**PROVIDED MATERIAL:**

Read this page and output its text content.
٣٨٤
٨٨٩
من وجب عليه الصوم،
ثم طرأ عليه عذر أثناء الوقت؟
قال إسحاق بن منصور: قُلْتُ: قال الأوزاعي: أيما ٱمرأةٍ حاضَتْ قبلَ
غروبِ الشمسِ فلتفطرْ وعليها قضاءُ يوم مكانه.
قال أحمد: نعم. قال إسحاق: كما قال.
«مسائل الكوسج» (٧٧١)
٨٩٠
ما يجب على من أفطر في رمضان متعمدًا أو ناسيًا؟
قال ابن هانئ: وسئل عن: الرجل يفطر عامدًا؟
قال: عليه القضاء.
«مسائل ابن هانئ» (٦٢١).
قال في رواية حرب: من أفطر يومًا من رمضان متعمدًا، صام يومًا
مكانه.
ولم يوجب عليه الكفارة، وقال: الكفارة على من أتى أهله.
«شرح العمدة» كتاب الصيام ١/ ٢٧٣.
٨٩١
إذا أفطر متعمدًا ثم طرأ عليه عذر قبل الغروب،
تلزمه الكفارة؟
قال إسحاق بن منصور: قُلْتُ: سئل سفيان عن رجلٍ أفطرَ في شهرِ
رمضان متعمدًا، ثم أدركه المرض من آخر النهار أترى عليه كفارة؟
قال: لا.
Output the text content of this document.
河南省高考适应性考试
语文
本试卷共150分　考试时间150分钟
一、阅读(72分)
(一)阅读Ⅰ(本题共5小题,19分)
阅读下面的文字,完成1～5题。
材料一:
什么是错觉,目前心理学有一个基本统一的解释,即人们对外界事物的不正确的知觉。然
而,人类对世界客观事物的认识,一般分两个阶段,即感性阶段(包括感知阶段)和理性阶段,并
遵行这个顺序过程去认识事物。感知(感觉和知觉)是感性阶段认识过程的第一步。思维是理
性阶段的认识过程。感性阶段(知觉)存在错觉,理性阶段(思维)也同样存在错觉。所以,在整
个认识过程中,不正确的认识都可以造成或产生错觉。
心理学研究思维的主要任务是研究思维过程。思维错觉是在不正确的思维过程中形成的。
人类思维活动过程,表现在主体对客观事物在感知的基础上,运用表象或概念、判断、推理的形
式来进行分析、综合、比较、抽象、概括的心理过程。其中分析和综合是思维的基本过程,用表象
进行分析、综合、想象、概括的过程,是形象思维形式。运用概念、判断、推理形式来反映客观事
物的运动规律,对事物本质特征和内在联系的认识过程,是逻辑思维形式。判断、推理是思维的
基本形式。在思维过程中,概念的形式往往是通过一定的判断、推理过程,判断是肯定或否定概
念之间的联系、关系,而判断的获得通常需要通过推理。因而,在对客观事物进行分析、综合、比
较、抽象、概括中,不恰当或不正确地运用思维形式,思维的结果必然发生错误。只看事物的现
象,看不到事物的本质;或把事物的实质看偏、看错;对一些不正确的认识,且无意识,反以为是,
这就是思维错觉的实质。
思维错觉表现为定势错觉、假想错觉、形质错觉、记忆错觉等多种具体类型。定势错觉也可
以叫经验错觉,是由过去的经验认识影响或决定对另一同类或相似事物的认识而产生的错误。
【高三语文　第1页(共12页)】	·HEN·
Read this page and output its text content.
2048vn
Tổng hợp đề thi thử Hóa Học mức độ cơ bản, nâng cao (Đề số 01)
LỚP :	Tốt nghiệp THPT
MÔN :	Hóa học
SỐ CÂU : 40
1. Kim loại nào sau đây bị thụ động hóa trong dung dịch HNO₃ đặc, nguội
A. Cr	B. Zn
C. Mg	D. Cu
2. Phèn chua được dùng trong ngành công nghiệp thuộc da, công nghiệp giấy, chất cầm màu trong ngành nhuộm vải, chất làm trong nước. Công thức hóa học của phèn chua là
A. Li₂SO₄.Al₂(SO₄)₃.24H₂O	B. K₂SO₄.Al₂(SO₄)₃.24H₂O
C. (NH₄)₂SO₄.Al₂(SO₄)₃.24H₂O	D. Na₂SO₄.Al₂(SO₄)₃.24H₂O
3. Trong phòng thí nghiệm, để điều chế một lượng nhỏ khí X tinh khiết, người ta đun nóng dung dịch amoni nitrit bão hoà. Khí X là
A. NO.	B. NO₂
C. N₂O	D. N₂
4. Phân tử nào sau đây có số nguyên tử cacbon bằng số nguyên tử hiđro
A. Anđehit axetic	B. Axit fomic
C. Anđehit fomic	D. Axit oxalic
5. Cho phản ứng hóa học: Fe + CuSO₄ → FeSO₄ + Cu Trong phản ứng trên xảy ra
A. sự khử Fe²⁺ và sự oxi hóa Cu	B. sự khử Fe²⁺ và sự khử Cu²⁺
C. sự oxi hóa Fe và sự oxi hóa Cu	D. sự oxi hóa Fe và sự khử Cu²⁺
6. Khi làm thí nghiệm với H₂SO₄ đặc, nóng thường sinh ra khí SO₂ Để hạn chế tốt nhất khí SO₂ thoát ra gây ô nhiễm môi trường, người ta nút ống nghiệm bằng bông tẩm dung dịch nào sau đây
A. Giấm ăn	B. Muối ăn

**WRITTEN PROBLEM:** Repeat exactly, and only, the lines of the records above, starting with the line that contains "Output the text content of this document." and ending with the final line, both included.

**REPLY TO THE TASK:**
Output the text content of this document.
河南省高考适应性考试
语文
本试卷共150分　考试时间150分钟
一、阅读(72分)
(一)阅读Ⅰ(本题共5小题,19分)
阅读下面的文字,完成1～5题。
材料一:
什么是错觉,目前心理学有一个基本统一的解释,即人们对外界事物的不正确的知觉。然
而,人类对世界客观事物的认识,一般分两个阶段,即感性阶段(包括感知阶段)和理性阶段,并
遵行这个顺序过程去认识事物。感知(感觉和知觉)是感性阶段认识过程的第一步。思维是理
性阶段的认识过程。感性阶段(知觉)存在错觉,理性阶段(思维)也同样存在错觉。所以,在整
个认识过程中,不正确的认识都可以造成或产生错觉。
心理学研究思维的主要任务是研究思维过程。思维错觉是在不正确的思维过程中形成的。
人类思维活动过程,表现在主体对客观事物在感知的基础上,运用表象或概念、判断、推理的形
式来进行分析、综合、比较、抽象、概括的心理过程。其中分析和综合是思维的基本过程,用表象
进行分析、综合、想象、概括的过程,是形象思维形式。运用概念、判断、推理形式来反映客观事
物的运动规律,对事物本质特征和内在联系的认识过程,是逻辑思维形式。判断、推理是思维的
基本形式。在思维过程中,概念的形式往往是通过一定的判断、推理过程,判断是肯定或否定概
念之间的联系、关系,而判断的获得通常需要通过推理。因而,在对客观事物进行分析、综合、比
较、抽象、概括中,不恰当或不正确地运用思维形式,思维的结果必然发生错误。只看事物的现
象,看不到事物的本质;或把事物的实质看偏、看错;对一些不正确的认识,且无意识,反以为是,
这就是思维错觉的实质。
思维错觉表现为定势错觉、假想错觉、形质错觉、记忆错觉等多种具体类型。定势错觉也可
以叫经验错觉,是由过去的经验认识影响或决定对另一同类或相似事物的认识而产生的错误。
【高三语文　第1页(共12页)】	·HEN·
Read this page and output its text content.
2048vn
Tổng hợp đề thi thử Hóa Học mức độ cơ bản, nâng cao (Đề số 01)
LỚP :	Tốt nghiệp THPT
MÔN :	Hóa học
SỐ CÂU : 40
1. Kim loại nào sau đây bị thụ động hóa trong dung dịch HNO₃ đặc, nguội
A. Cr	B. Zn
C. Mg	D. Cu
2. Phèn chua được dùng trong ngành công nghiệp thuộc da, công nghiệp giấy, chất cầm màu trong ngành nhuộm vải, chất làm trong nước. Công thức hóa học của phèn chua là
A. Li₂SO₄.Al₂(SO₄)₃.24H₂O	B. K₂SO₄.Al₂(SO₄)₃.24H₂O
C. (NH₄)₂SO₄.Al₂(SO₄)₃.24H₂O	D. Na₂SO₄.Al₂(SO₄)₃.24H₂O
3. Trong phòng thí nghiệm, để điều chế một lượng nhỏ khí X tinh khiết, người ta đun nóng dung dịch amoni nitrit bão hoà. Khí X là
A. NO.	B. NO₂
C. N₂O	D. N₂
4. Phân tử nào sau đây có số nguyên tử cacbon bằng số nguyên tử hiđro
A. Anđehit axetic	B. Axit fomic
C. Anđehit fomic	D. Axit oxalic
5. Cho phản ứng hóa học: Fe + CuSO₄ → FeSO₄ + Cu Trong phản ứng trên xảy ra
A. sự khử Fe²⁺ và sự oxi hóa Cu	B. sự khử Fe²⁺ và sự khử Cu²⁺
C. sự oxi hóa Fe và sự oxi hóa Cu	D. sự oxi hóa Fe và sự khử Cu²⁺
6. Khi làm thí nghiệm với H₂SO₄ đặc, nóng thường sinh ra khí SO₂ Để hạn chế tốt nhất khí SO₂ thoát ra gây ô nhiễm môi trường, người ta nút ống nghiệm bằng bông tẩm dung dịch nào sau đây
A. Giấm ăn	B. Muối ăn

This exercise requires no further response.